On Oct 8, 6:16 pm, diptamay <dipta...@gmail.com> wrote:
> MongoDB uses range based partitioning of its shards. So even if some
> power users were involved in doing loads of check-ins, what I don't
> understand is why didn't MongoDB sharding split the user ranges
> further and swap out the chunks and migrate to the other shard. Any
> thoughts?
Read the "What we missed in the interim" again and also [1] which is
referenced from it. In a nutshell: even if you have the same number of
chunks on each shard, that does not mean that the data set size per
shard is the same on each shard. This lead to a situation where one
shard didn't have enough RAM left which then started a vicious
cycle ...
I like that thought. Yeah, mlocking memory will only provide a runway
for read throughput problems due to the working set size exceeding
memory. If the problem was write throughput...
Let's see, increasing the dirty_ratio would let the OS hold more dirty
pages in memory. That won't change the total write throughput by
itself. But, it might allow more edits to land on already dirty pages.
If the edits end up merging, then that would reduce the amount of
write throughput needed. Hopefully. Is that the idea?
Are you sure the root problem was write throughput? That doesn't fit
entirely with the explanation of why adding a new shard didn't fix the
problem. Moving blocks to a new machine should reduce the write rate
on the original shard immediately, even if there is fragmentation that
prevents the working set size from shrinking.
Isn't it more likely that the working set size for read exceeded
memory, causing reads to hit disk sometimes? The new read load was big
enough that moving a percentage of the write load onto a new shard did
not fix the IO contention on the original machine. Increasing the
available RAM would have removed the read IO entirely, fixing the
problem and creating a runway.
On Oct 8, 10:14 am, David Birdsong <david.birds...@gmail.com> wrote:
> On Fri, Oct 8, 2010 at 9:15 AM, Jonathan Ultis <jonathan.ul...@gmail.com> wrote:
> > That is why setting a limit on the RAM used by MongoDB would be
> > useful. If it were possible to set a limit, they could have limited
> > the machine to 64GB resident. Then, when the system started to fall
> > over, they could stop MongoDB, bump the limit to 66GB, then turn
> > MongoDB back on.
> AFAIK, Mongo isn't malloc'ing memory. you can mmap 100x physical RAM
> on the box. it isn't resident memory; it's all virtual. If mongo
> dirties pages beyond the configured amount that the system allows to
> be dirty, then the vm manager will flush pages to the backnig mmap
> file. Usually that configured amount is derived via percentages of
> the system RAM. In foursquare's case, they were dirtying pages above
> that threshold and the debt owed to IOwait piled up. I'm not negating
> your later idea though.
> > Placing a limit on the memory used by MongoDB artificially reduces the
> > overall system capacity. But, it creates a more reliable early warning
> > with a fast path to a temporary fix. The temporary fix will usually
> > last long enough to get new shards online.
——
Stated exercise 1
List every date-and-time stamp that appears in the MongoDB thread's attribution lines.
Stated exercise 2
Find each line of the records that contains the word "Floating", and copy those lines in full.
The MongoDB thread and the records come from unrelated sources.

Data to process
——
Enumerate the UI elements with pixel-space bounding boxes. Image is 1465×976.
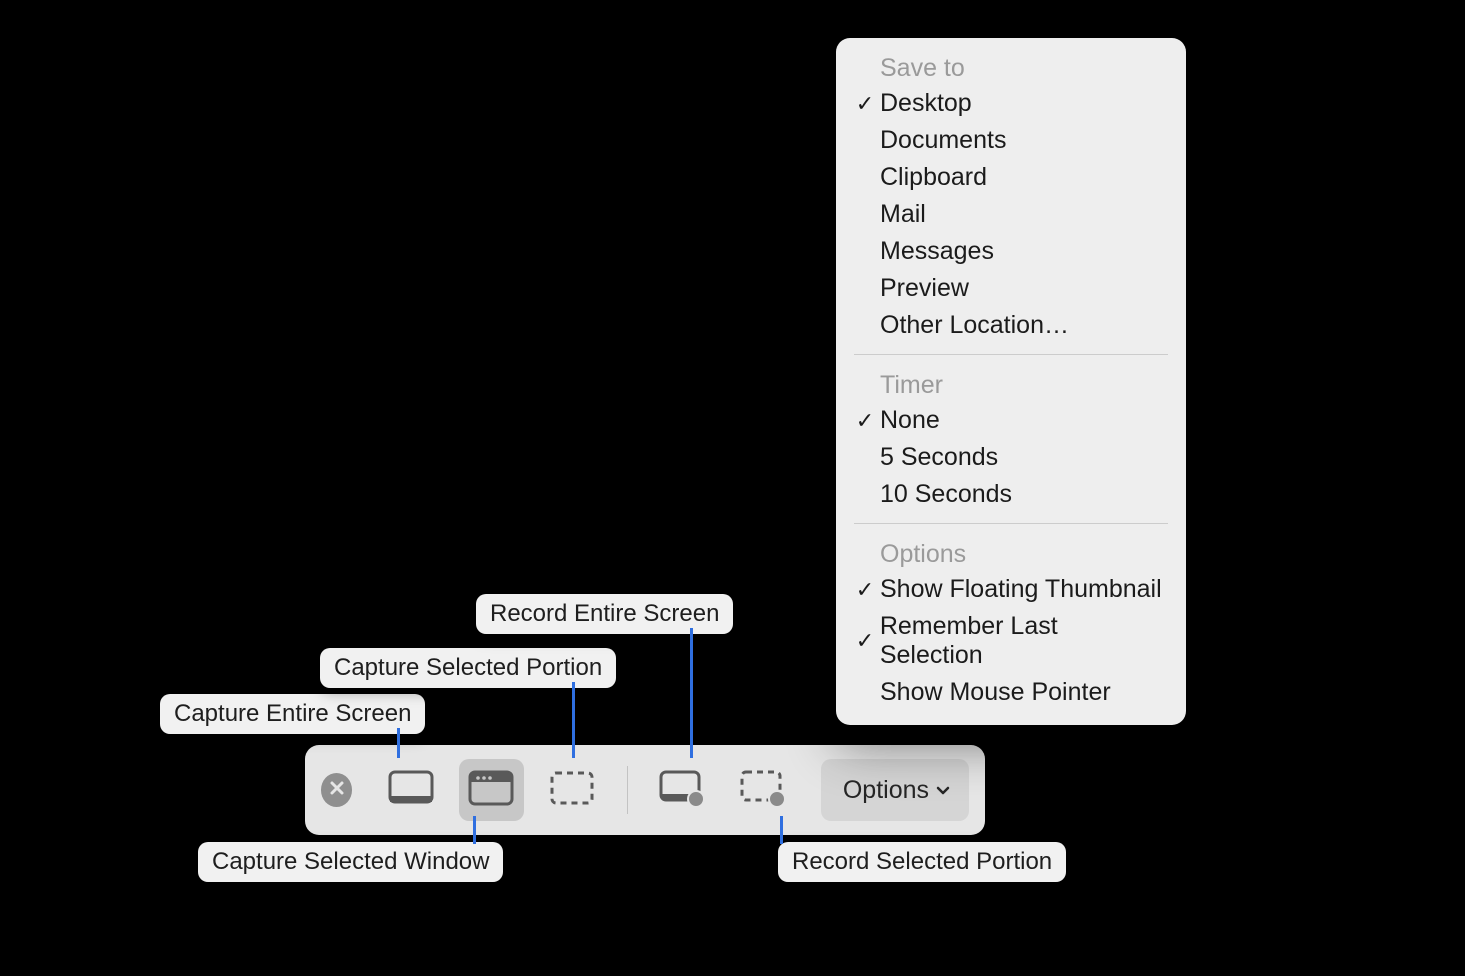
callout-record-entire-screen: Record Entire Screen — [476, 594, 733, 634]
selection-icon — [548, 768, 596, 813]
callout-label: Record Entire Screen — [490, 600, 719, 627]
menu-item-timer-none[interactable]: ✓ None — [836, 402, 1186, 439]
menu-item-label: 10 Seconds — [880, 480, 1012, 509]
chevron-down-icon — [935, 776, 951, 805]
menu-item-label: Documents — [880, 126, 1006, 155]
record-entire-screen-button[interactable] — [649, 759, 714, 821]
menu-item-other-location[interactable]: ✓ Other Location… — [836, 307, 1186, 344]
options-menu: Save to ✓ Desktop ✓ Documents ✓ Clipboar… — [836, 38, 1186, 725]
menu-section-header-timer: Timer — [836, 365, 1186, 402]
menu-item-label: Remember Last Selection — [880, 612, 1166, 670]
menu-item-documents[interactable]: ✓ Documents — [836, 122, 1186, 159]
callout-leader — [572, 682, 575, 758]
callout-leader — [397, 728, 400, 758]
check-icon: ✓ — [850, 91, 880, 117]
menu-item-label: 5 Seconds — [880, 443, 998, 472]
record-selection-icon — [739, 768, 787, 813]
menu-item-label: Clipboard — [880, 163, 987, 192]
menu-section-header-options: Options — [836, 534, 1186, 571]
screenshot-toolbar: Options — [305, 745, 985, 835]
check-icon: ✓ — [850, 628, 880, 654]
menu-item-preview[interactable]: ✓ Preview — [836, 270, 1186, 307]
menu-item-label: Show Mouse Pointer — [880, 678, 1111, 707]
menu-item-label: None — [880, 406, 940, 435]
callout-label: Record Selected Portion — [792, 848, 1052, 875]
menu-item-messages[interactable]: ✓ Messages — [836, 233, 1186, 270]
capture-selected-window-button[interactable] — [459, 759, 524, 821]
callout-record-selected-portion: Record Selected Portion — [778, 842, 1066, 882]
menu-item-show-mouse-pointer[interactable]: ✓ Show Mouse Pointer — [836, 674, 1186, 711]
menu-item-label: Desktop — [880, 89, 972, 118]
callout-label: Capture Selected Portion — [334, 654, 602, 681]
callout-leader — [690, 628, 693, 758]
menu-section-header-save-to: Save to — [836, 48, 1186, 85]
check-icon: ✓ — [850, 577, 880, 603]
menu-item-show-floating-thumbnail[interactable]: ✓ Show Floating Thumbnail — [836, 571, 1186, 608]
capture-selected-portion-button[interactable] — [540, 759, 605, 821]
menu-divider — [854, 523, 1168, 524]
menu-item-label: Messages — [880, 237, 994, 266]
callout-capture-selected-window: Capture Selected Window — [198, 842, 503, 882]
check-icon: ✓ — [850, 408, 880, 434]
callout-capture-entire-screen: Capture Entire Screen — [160, 694, 425, 734]
menu-item-label: Mail — [880, 200, 926, 229]
record-screen-icon — [658, 768, 706, 813]
toolbar-divider — [627, 766, 628, 814]
menu-item-timer-10s[interactable]: ✓ 10 Seconds — [836, 476, 1186, 513]
menu-item-mail[interactable]: ✓ Mail — [836, 196, 1186, 233]
menu-item-desktop[interactable]: ✓ Desktop — [836, 85, 1186, 122]
callout-label: Capture Selected Window — [212, 848, 489, 875]
callout-leader — [780, 816, 783, 844]
capture-entire-screen-button[interactable] — [378, 759, 443, 821]
menu-divider — [854, 354, 1168, 355]
menu-item-timer-5s[interactable]: ✓ 5 Seconds — [836, 439, 1186, 476]
window-icon — [467, 768, 515, 813]
menu-item-label: Preview — [880, 274, 969, 303]
record-selected-portion-button[interactable] — [730, 759, 795, 821]
screen-icon — [387, 768, 435, 813]
close-button[interactable] — [321, 773, 352, 807]
menu-item-label: Show Floating Thumbnail — [880, 575, 1162, 604]
callout-label: Capture Entire Screen — [174, 700, 411, 727]
menu-item-label: Other Location… — [880, 311, 1069, 340]
menu-item-clipboard[interactable]: ✓ Clipboard — [836, 159, 1186, 196]
options-button[interactable]: Options — [821, 759, 969, 821]
callout-leader — [473, 816, 476, 844]
menu-item-remember-last-selection[interactable]: ✓ Remember Last Selection — [836, 608, 1186, 674]
options-label: Options — [843, 776, 929, 805]
close-icon — [329, 780, 345, 801]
——
Output 1
- Oct 8, 6:16 pm
- Oct 8, 10:14 am
- Fri, Oct 8, 2010 at 9:15 AM

Output 2
menu-item-show-floating-thumbnail[interactable]: ✓ Show Floating Thumbnail — [836, 571, 1186, 608]
menu-item-label: Show Floating Thumbnail — [880, 575, 1162, 604]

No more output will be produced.